▸ **What the task asks**: Rewrite the stretch from the start of the listing through the line containing "x-axis-label: 2S 2021 (847, 381, 873, 405)", replacing "bar-segment" with "bar-section" and leaving everything else unchanged.

○ ○ ○ ○

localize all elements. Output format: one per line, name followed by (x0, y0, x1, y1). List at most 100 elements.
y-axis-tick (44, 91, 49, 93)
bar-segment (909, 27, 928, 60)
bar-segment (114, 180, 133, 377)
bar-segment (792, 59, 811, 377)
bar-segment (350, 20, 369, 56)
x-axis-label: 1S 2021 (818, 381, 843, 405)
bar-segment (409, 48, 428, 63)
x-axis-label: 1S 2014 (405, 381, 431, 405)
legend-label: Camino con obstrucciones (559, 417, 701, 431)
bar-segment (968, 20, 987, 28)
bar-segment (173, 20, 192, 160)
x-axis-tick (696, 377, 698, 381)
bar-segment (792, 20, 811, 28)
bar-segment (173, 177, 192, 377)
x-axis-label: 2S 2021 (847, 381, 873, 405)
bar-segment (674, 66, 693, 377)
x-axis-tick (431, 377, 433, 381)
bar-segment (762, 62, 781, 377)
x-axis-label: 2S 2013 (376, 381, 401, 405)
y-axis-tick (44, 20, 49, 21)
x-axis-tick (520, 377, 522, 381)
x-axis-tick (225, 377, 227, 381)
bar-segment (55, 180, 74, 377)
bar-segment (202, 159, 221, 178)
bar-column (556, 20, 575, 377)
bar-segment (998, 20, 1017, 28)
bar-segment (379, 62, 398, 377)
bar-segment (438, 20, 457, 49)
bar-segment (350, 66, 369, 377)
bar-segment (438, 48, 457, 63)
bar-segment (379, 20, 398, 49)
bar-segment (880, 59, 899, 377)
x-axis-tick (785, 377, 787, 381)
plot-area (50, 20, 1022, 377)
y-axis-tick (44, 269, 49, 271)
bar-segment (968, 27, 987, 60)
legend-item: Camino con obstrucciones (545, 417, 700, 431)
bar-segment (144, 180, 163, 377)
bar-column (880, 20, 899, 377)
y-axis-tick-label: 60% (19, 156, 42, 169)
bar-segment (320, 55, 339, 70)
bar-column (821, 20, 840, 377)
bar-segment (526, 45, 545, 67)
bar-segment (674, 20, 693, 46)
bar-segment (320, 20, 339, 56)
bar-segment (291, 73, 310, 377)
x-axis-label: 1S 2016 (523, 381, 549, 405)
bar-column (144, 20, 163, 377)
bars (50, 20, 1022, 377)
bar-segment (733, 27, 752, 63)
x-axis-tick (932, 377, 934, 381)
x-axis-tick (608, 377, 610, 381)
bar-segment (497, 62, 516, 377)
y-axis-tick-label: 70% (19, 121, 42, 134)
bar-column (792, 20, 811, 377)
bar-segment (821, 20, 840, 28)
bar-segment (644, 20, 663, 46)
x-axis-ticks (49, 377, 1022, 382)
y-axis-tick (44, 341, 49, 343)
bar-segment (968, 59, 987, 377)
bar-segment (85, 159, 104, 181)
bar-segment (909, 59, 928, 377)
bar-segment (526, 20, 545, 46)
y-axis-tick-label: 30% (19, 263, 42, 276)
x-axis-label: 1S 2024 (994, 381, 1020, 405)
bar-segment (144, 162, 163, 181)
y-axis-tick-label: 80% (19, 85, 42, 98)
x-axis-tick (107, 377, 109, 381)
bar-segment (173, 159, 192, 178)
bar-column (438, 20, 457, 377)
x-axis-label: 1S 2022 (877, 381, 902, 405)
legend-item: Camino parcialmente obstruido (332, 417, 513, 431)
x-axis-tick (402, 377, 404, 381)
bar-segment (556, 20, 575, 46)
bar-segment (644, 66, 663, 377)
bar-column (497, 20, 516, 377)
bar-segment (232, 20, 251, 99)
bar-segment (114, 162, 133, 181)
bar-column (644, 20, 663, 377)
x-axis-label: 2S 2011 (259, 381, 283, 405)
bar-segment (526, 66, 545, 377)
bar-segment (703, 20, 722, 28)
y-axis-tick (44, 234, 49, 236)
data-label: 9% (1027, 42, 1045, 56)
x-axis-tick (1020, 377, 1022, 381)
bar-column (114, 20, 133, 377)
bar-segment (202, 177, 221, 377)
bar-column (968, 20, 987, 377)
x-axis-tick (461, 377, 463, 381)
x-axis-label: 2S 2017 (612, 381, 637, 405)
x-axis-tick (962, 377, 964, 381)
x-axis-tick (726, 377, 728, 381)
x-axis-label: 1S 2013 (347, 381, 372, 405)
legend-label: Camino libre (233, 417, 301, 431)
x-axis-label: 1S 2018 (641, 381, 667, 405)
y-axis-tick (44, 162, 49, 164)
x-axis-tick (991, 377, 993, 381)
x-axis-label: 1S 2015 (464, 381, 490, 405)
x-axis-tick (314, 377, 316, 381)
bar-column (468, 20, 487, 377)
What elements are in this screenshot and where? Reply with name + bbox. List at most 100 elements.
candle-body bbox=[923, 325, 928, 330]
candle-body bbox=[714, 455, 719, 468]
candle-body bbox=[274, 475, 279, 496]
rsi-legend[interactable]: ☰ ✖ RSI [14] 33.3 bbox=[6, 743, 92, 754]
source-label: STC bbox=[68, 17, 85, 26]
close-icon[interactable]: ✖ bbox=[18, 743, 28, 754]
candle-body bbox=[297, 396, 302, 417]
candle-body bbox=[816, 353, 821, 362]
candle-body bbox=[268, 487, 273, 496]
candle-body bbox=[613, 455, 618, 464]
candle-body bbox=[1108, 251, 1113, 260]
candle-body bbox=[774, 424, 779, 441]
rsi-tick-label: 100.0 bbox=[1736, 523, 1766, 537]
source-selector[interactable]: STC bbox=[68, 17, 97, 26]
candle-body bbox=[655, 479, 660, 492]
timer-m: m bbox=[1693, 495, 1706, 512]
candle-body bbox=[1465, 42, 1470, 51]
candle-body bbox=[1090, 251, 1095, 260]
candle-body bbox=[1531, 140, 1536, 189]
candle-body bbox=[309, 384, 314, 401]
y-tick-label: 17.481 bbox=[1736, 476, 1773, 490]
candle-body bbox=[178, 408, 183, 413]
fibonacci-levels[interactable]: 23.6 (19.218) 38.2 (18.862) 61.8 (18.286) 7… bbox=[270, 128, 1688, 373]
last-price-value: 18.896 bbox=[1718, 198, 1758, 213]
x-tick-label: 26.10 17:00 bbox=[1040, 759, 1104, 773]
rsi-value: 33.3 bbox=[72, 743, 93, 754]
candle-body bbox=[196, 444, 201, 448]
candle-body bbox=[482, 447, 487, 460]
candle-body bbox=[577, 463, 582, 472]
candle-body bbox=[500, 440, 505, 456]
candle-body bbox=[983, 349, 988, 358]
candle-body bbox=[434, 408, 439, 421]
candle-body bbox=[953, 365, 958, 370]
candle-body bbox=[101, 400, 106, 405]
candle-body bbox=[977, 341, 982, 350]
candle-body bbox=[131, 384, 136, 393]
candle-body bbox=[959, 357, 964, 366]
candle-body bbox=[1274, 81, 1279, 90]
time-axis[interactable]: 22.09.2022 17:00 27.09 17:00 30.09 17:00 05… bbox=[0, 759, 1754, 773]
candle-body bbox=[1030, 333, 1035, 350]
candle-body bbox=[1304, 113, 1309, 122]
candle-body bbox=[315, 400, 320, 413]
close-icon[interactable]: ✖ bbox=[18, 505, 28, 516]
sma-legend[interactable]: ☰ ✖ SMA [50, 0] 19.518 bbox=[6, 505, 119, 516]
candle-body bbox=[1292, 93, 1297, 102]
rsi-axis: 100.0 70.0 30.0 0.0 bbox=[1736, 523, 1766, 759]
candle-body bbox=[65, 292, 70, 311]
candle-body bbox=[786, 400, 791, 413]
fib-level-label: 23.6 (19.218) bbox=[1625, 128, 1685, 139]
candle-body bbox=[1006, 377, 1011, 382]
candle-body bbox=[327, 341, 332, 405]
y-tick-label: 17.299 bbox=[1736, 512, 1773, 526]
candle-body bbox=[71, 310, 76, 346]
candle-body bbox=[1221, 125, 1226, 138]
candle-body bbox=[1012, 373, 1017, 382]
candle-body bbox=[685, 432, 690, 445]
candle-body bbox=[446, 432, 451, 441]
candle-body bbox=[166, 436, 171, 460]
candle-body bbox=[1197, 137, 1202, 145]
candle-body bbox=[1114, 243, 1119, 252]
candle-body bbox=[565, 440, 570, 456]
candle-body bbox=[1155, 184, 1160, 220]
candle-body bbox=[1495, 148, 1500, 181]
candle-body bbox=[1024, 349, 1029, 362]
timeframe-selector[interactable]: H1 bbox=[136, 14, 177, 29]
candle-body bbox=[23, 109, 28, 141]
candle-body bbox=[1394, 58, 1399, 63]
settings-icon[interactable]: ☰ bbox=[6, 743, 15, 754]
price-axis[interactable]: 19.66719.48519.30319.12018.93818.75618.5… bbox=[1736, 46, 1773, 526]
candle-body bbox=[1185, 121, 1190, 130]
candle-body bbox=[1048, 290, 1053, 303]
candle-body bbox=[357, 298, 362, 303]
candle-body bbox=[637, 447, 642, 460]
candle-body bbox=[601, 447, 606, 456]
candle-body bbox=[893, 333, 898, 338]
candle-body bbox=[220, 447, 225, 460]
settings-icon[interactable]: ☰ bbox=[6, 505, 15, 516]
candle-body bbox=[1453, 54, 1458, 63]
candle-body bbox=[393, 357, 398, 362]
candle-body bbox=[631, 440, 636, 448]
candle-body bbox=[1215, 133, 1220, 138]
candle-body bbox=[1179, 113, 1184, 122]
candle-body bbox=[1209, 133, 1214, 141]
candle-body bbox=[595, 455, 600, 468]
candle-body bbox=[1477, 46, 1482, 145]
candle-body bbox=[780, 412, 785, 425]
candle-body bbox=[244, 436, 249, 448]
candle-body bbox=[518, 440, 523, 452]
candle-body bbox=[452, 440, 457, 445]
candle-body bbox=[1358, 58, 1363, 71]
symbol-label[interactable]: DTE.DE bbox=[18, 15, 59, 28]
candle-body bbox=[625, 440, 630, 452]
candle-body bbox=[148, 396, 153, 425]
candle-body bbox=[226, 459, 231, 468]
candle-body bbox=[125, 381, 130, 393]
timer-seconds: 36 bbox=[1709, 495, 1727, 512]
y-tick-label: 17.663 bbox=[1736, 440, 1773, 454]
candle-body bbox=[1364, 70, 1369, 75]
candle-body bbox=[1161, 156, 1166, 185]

○ ○ ○ ○

▸ **Answer below**:
localize all elements. Output format: one per line, name followed by (x0, y0, x1, y1). List at most 100 elements.
y-axis-tick (44, 91, 49, 93)
bar-section (909, 27, 928, 60)
bar-section (114, 180, 133, 377)
bar-section (792, 59, 811, 377)
bar-section (350, 20, 369, 56)
x-axis-label: 1S 2021 (818, 381, 843, 405)
bar-section (409, 48, 428, 63)
x-axis-label: 1S 2014 (405, 381, 431, 405)
legend-label: Camino con obstrucciones (559, 417, 701, 431)
bar-section (968, 20, 987, 28)
bar-section (173, 20, 192, 160)
x-axis-tick (696, 377, 698, 381)
bar-section (792, 20, 811, 28)
bar-section (173, 177, 192, 377)
x-axis-label: 2S 2021 (847, 381, 873, 405)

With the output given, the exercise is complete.